◆ Exercise objective:
The records below must be written out exactly, with every picture left behind.

◆ Information supplied:
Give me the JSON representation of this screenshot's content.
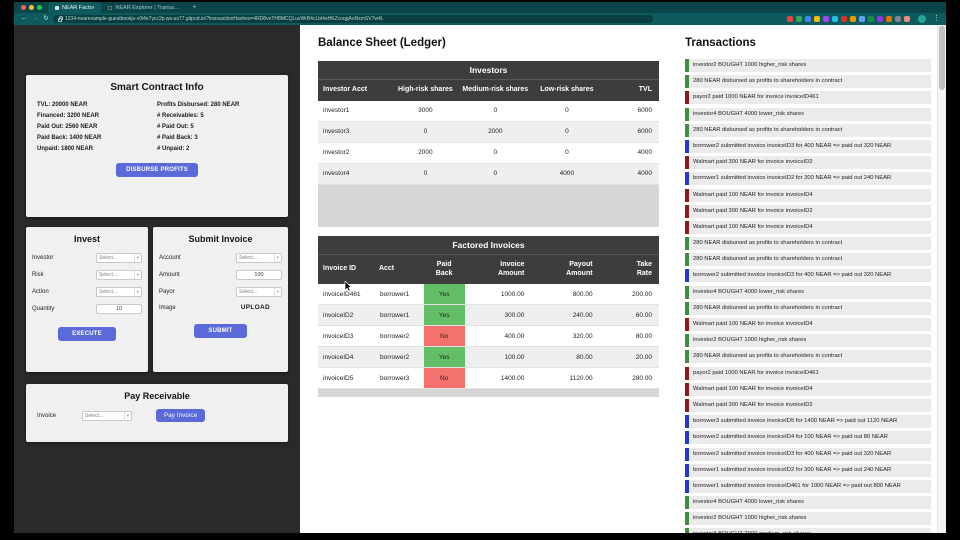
{
  "chrome": {
    "tabs": [
      {
        "label": "NEAR Factor"
      },
      {
        "label": "NEAR Explorer | Transaction..."
      }
    ],
    "url": "1234-nearexample-guestbookjs-v0l4e7ycc2p.ws-us77.gitpod.io/?transactionHashes=4RD8vnTH8MCQLuvWrB4cLbl4oHKZcoqgAoNxmSV7w4L",
    "extension_icons": [
      "#e8453c",
      "#34a853",
      "#4285f4",
      "#fbbc05",
      "#a142f4",
      "#24c1e0",
      "#d93025",
      "#f29900",
      "#669df6",
      "#1e8e3e",
      "#9334e6",
      "#e37400",
      "#80868b",
      "#f28b82"
    ]
  },
  "colors": {
    "accent_button": "#5a6ad8",
    "chrome_teal": "#0e5b5f",
    "tx_green": "#3e8e41",
    "tx_blue": "#2438c9",
    "tx_red": "#8e1b1b",
    "paid_yes": "#61bd66",
    "paid_no": "#f4726d"
  },
  "contract_info": {
    "title": "Smart Contract Info",
    "left_stats": [
      "TVL: 20000 NEAR",
      "Financed: 3200 NEAR",
      "Paid Out: 2560 NEAR",
      "Paid Back: 1400 NEAR",
      "Unpaid: 1800 NEAR"
    ],
    "right_stats": [
      "Profits Disbursed: 280 NEAR",
      "# Receivables: 5",
      "# Paid Out: 5",
      "# Paid Back: 3",
      "# Unpaid: 2"
    ],
    "button": "DISBURSE PROFITS"
  },
  "invest": {
    "title": "Invest",
    "fields": [
      {
        "label": "Investor",
        "type": "select",
        "value": "Select..."
      },
      {
        "label": "Risk",
        "type": "select",
        "value": "Select..."
      },
      {
        "label": "Action",
        "type": "select",
        "value": "Select..."
      },
      {
        "label": "Quantity",
        "type": "input",
        "value": "10"
      }
    ],
    "button": "EXECUTE"
  },
  "submit_invoice": {
    "title": "Submit Invoice",
    "fields": [
      {
        "label": "Account",
        "type": "select",
        "value": "Select..."
      },
      {
        "label": "Amount",
        "type": "input",
        "value": "100"
      },
      {
        "label": "Payor",
        "type": "select",
        "value": "Select..."
      },
      {
        "label": "Image",
        "type": "upload",
        "value": "UPLOAD"
      }
    ],
    "button": "SUBMIT"
  },
  "pay_receivable": {
    "title": "Pay Receivable",
    "field_label": "Invoice",
    "select_value": "Select...",
    "button": "Pay Invoice"
  },
  "ledger": {
    "title": "Balance Sheet (Ledger)",
    "investors": {
      "title": "Investors",
      "columns": [
        "Investor Acct",
        "High-risk shares",
        "Medium-risk shares",
        "Low-risk shares",
        "TVL"
      ],
      "rows": [
        [
          "investor1",
          "3000",
          "0",
          "0",
          "6000"
        ],
        [
          "investor3",
          "0",
          "2000",
          "0",
          "6000"
        ],
        [
          "investor2",
          "2000",
          "0",
          "0",
          "4000"
        ],
        [
          "investor4",
          "0",
          "0",
          "4000",
          "4000"
        ]
      ]
    },
    "invoices": {
      "title": "Factored Invoices",
      "columns": [
        "Invoice ID",
        "Acct",
        "Paid Back",
        "Invoice Amount",
        "Payout Amount",
        "Take Rate"
      ],
      "rows": [
        [
          "invoiceID461",
          "borrower1",
          "Yes",
          "1000.00",
          "800.00",
          "200.00"
        ],
        [
          "invoiceID2",
          "borrower1",
          "Yes",
          "300.00",
          "240.00",
          "60.00"
        ],
        [
          "invoiceID3",
          "borrower2",
          "No",
          "400.00",
          "320.00",
          "80.00"
        ],
        [
          "invoiceID4",
          "borrower2",
          "Yes",
          "100.00",
          "80.00",
          "20.00"
        ],
        [
          "invoiceID5",
          "borrower3",
          "No",
          "1400.00",
          "1120.00",
          "280.00"
        ]
      ]
    }
  },
  "transactions": {
    "title": "Transactions",
    "items": [
      {
        "text": "investor2 BOUGHT 1000 higher_risk shares",
        "color": "green"
      },
      {
        "text": "280 NEAR disbursed as profits to shareholders in contract",
        "color": "green"
      },
      {
        "text": "payor2 paid 1000 NEAR for invoice invoiceID461",
        "color": "red"
      },
      {
        "text": "investor4 BOUGHT 4000 lower_risk shares",
        "color": "green"
      },
      {
        "text": "280 NEAR disbursed as profits to shareholders in contract",
        "color": "green"
      },
      {
        "text": "borrower2 submitted invoice invoiceID3 for 400 NEAR => paid out 320 NEAR",
        "color": "blue"
      },
      {
        "text": "Walmart paid 300 NEAR for invoice invoiceID2",
        "color": "red"
      },
      {
        "text": "borrower1 submitted invoice invoiceID2 for 300 NEAR => paid out 240 NEAR",
        "color": "blue"
      },
      {
        "text": "Walmart paid 100 NEAR for invoice invoiceID4",
        "color": "red"
      },
      {
        "text": "Walmart paid 300 NEAR for invoice invoiceID2",
        "color": "red"
      },
      {
        "text": "Walmart paid 100 NEAR for invoice invoiceID4",
        "color": "red"
      },
      {
        "text": "280 NEAR disbursed as profits to shareholders in contract",
        "color": "green"
      },
      {
        "text": "280 NEAR disbursed as profits to shareholders in contract",
        "color": "green"
      },
      {
        "text": "borrower2 submitted invoice invoiceID3 for 400 NEAR => paid out 320 NEAR",
        "color": "blue"
      },
      {
        "text": "investor4 BOUGHT 4000 lower_risk shares",
        "color": "green"
      },
      {
        "text": "280 NEAR disbursed as profits to shareholders in contract",
        "color": "green"
      },
      {
        "text": "Walmart paid 100 NEAR for invoice invoiceID4",
        "color": "red"
      },
      {
        "text": "investor2 BOUGHT 1000 higher_risk shares",
        "color": "green"
      },
      {
        "text": "280 NEAR disbursed as profits to shareholders in contract",
        "color": "green"
      },
      {
        "text": "payor2 paid 1000 NEAR for invoice invoiceID461",
        "color": "red"
      },
      {
        "text": "Walmart paid 100 NEAR for invoice invoiceID4",
        "color": "red"
      },
      {
        "text": "Walmart paid 300 NEAR for invoice invoiceID2",
        "color": "red"
      },
      {
        "text": "borrower3 submitted invoice invoiceID5 for 1400 NEAR => paid out 1120 NEAR",
        "color": "blue"
      },
      {
        "text": "borrower2 submitted invoice invoiceID4 for 100 NEAR => paid out 80 NEAR",
        "color": "blue"
      },
      {
        "text": "borrower2 submitted invoice invoiceID3 for 400 NEAR => paid out 320 NEAR",
        "color": "blue"
      },
      {
        "text": "borrower1 submitted invoice invoiceID2 for 300 NEAR => paid out 240 NEAR",
        "color": "blue"
      },
      {
        "text": "borrower1 submitted invoice invoiceID461 for 1000 NEAR => paid out 800 NEAR",
        "color": "blue"
      },
      {
        "text": "investor4 BOUGHT 4000 lower_risk shares",
        "color": "green"
      },
      {
        "text": "investor2 BOUGHT 1000 higher_risk shares",
        "color": "green"
      },
      {
        "text": "investor3 BOUGHT 2000 medium_risk shares",
        "color": "green"
      }
    ]
  }
}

◆ The completed task:
Give me the JSON representation of this screenshot's content.
{
  "chrome": {
    "tabs": [
      {
        "label": "NEAR Factor"
      },
      {
        "label": "NEAR Explorer | Transaction..."
      }
    ],
    "url": "1234-nearexample-guestbookjs-v0l4e7ycc2p.ws-us77.gitpod.io/?transactionHashes=4RD8vnTH8MCQLuvWrB4cLbl4oHKZcoqgAoNxmSV7w4L",
    "extension_icons": [
      "#e8453c",
      "#34a853",
      "#4285f4",
      "#fbbc05",
      "#a142f4",
      "#24c1e0",
      "#d93025",
      "#f29900",
      "#669df6",
      "#1e8e3e",
      "#9334e6",
      "#e37400",
      "#80868b",
      "#f28b82"
    ]
  },
  "colors": {
    "accent_button": "#5a6ad8",
    "chrome_teal": "#0e5b5f",
    "tx_green": "#3e8e41",
    "tx_blue": "#2438c9",
    "tx_red": "#8e1b1b",
    "paid_yes": "#61bd66",
    "paid_no": "#f4726d"
  },
  "contract_info": {
    "title": "Smart Contract Info",
    "left_stats": [
      "TVL: 20000 NEAR",
      "Financed: 3200 NEAR",
      "Paid Out: 2560 NEAR",
      "Paid Back: 1400 NEAR",
      "Unpaid: 1800 NEAR"
    ],
    "right_stats": [
      "Profits Disbursed: 280 NEAR",
      "# Receivables: 5",
      "# Paid Out: 5",
      "# Paid Back: 3",
      "# Unpaid: 2"
    ],
    "button": "DISBURSE PROFITS"
  },
  "invest": {
    "title": "Invest",
    "fields": [
      {
        "label": "Investor",
        "type": "select",
        "value": "Select..."
      },
      {
        "label": "Risk",
        "type": "select",
        "value": "Select..."
      },
      {
        "label": "Action",
        "type": "select",
        "value": "Select..."
      },
      {
        "label": "Quantity",
        "type": "input",
        "value": "10"
      }
    ],
    "button": "EXECUTE"
  },
  "submit_invoice": {
    "title": "Submit Invoice",
    "fields": [
      {
        "label": "Account",
        "type": "select",
        "value": "Select..."
      },
      {
        "label": "Amount",
        "type": "input",
        "value": "100"
      },
      {
        "label": "Payor",
        "type": "select",
        "value": "Select..."
      },
      {
        "label": "Image",
        "type": "upload",
        "value": "UPLOAD"
      }
    ],
    "button": "SUBMIT"
  },
  "pay_receivable": {
    "title": "Pay Receivable",
    "field_label": "Invoice",
    "select_value": "Select...",
    "button": "Pay Invoice"
  },
  "ledger": {
    "title": "Balance Sheet (Ledger)",
    "investors": {
      "title": "Investors",
      "columns": [
        "Investor Acct",
        "High-risk shares",
        "Medium-risk shares",
        "Low-risk shares",
        "TVL"
      ],
      "rows": [
        [
          "investor1",
          "3000",
          "0",
          "0",
          "6000"
        ],
        [
          "investor3",
          "0",
          "2000",
          "0",
          "6000"
        ],
        [
          "investor2",
          "2000",
          "0",
          "0",
          "4000"
        ],
        [
          "investor4",
          "0",
          "0",
          "4000",
          "4000"
        ]
      ]
    },
    "invoices": {
      "title": "Factored Invoices",
      "columns": [
        "Invoice ID",
        "Acct",
        "Paid Back",
        "Invoice Amount",
        "Payout Amount",
        "Take Rate"
      ],
      "rows": [
        [
          "invoiceID461",
          "borrower1",
          "Yes",
          "1000.00",
          "800.00",
          "200.00"
        ],
        [
          "invoiceID2",
          "borrower1",
          "Yes",
          "300.00",
          "240.00",
          "60.00"
        ],
        [
          "invoiceID3",
          "borrower2",
          "No",
          "400.00",
          "320.00",
          "80.00"
        ],
        [
          "invoiceID4",
          "borrower2",
          "Yes",
          "100.00",
          "80.00",
          "20.00"
        ],
        [
          "invoiceID5",
          "borrower3",
          "No",
          "1400.00",
          "1120.00",
          "280.00"
        ]
      ]
    }
  },
  "transactions": {
    "title": "Transactions",
    "items": [
      {
        "text": "investor2 BOUGHT 1000 higher_risk shares",
        "color": "green"
      },
      {
        "text": "280 NEAR disbursed as profits to shareholders in contract",
        "color": "green"
      },
      {
        "text": "payor2 paid 1000 NEAR for invoice invoiceID461",
        "color": "red"
      },
      {
        "text": "investor4 BOUGHT 4000 lower_risk shares",
        "color": "green"
      },
      {
        "text": "280 NEAR disbursed as profits to shareholders in contract",
        "color": "green"
      },
      {
        "text": "borrower2 submitted invoice invoiceID3 for 400 NEAR => paid out 320 NEAR",
        "color": "blue"
      },
      {
        "text": "Walmart paid 300 NEAR for invoice invoiceID2",
        "color": "red"
      },
      {
        "text": "borrower1 submitted invoice invoiceID2 for 300 NEAR => paid out 240 NEAR",
        "color": "blue"
      },
      {
        "text": "Walmart paid 100 NEAR for invoice invoiceID4",
        "color": "red"
      },
      {
        "text": "Walmart paid 300 NEAR for invoice invoiceID2",
        "color": "red"
      },
      {
        "text": "Walmart paid 100 NEAR for invoice invoiceID4",
        "color": "red"
      },
      {
        "text": "280 NEAR disbursed as profits to shareholders in contract",
        "color": "green"
      },
      {
        "text": "280 NEAR disbursed as profits to shareholders in contract",
        "color": "green"
      },
      {
        "text": "borrower2 submitted invoice invoiceID3 for 400 NEAR => paid out 320 NEAR",
        "color": "blue"
      },
      {
        "text": "investor4 BOUGHT 4000 lower_risk shares",
        "color": "green"
      },
      {
        "text": "280 NEAR disbursed as profits to shareholders in contract",
        "color": "green"
      },
      {
        "text": "Walmart paid 100 NEAR for invoice invoiceID4",
        "color": "red"
      },
      {
        "text": "investor2 BOUGHT 1000 higher_risk shares",
        "color": "green"
      },
      {
        "text": "280 NEAR disbursed as profits to shareholders in contract",
        "color": "green"
      },
      {
        "text": "payor2 paid 1000 NEAR for invoice invoiceID461",
        "color": "red"
      },
      {
        "text": "Walmart paid 100 NEAR for invoice invoiceID4",
        "color": "red"
      },
      {
        "text": "Walmart paid 300 NEAR for invoice invoiceID2",
        "color": "red"
      },
      {
        "text": "borrower3 submitted invoice invoiceID5 for 1400 NEAR => paid out 1120 NEAR",
        "color": "blue"
      },
      {
        "text": "borrower2 submitted invoice invoiceID4 for 100 NEAR => paid out 80 NEAR",
        "color": "blue"
      },
      {
        "text": "borrower2 submitted invoice invoiceID3 for 400 NEAR => paid out 320 NEAR",
        "color": "blue"
      },
      {
        "text": "borrower1 submitted invoice invoiceID2 for 300 NEAR => paid out 240 NEAR",
        "color": "blue"
      },
      {
        "text": "borrower1 submitted invoice invoiceID461 for 1000 NEAR => paid out 800 NEAR",
        "color": "blue"
      },
      {
        "text": "investor4 BOUGHT 4000 lower_risk shares",
        "color": "green"
      },
      {
        "text": "investor2 BOUGHT 1000 higher_risk shares",
        "color": "green"
      },
      {
        "text": "investor3 BOUGHT 2000 medium_risk shares",
        "color": "green"
      }
    ]
  }
}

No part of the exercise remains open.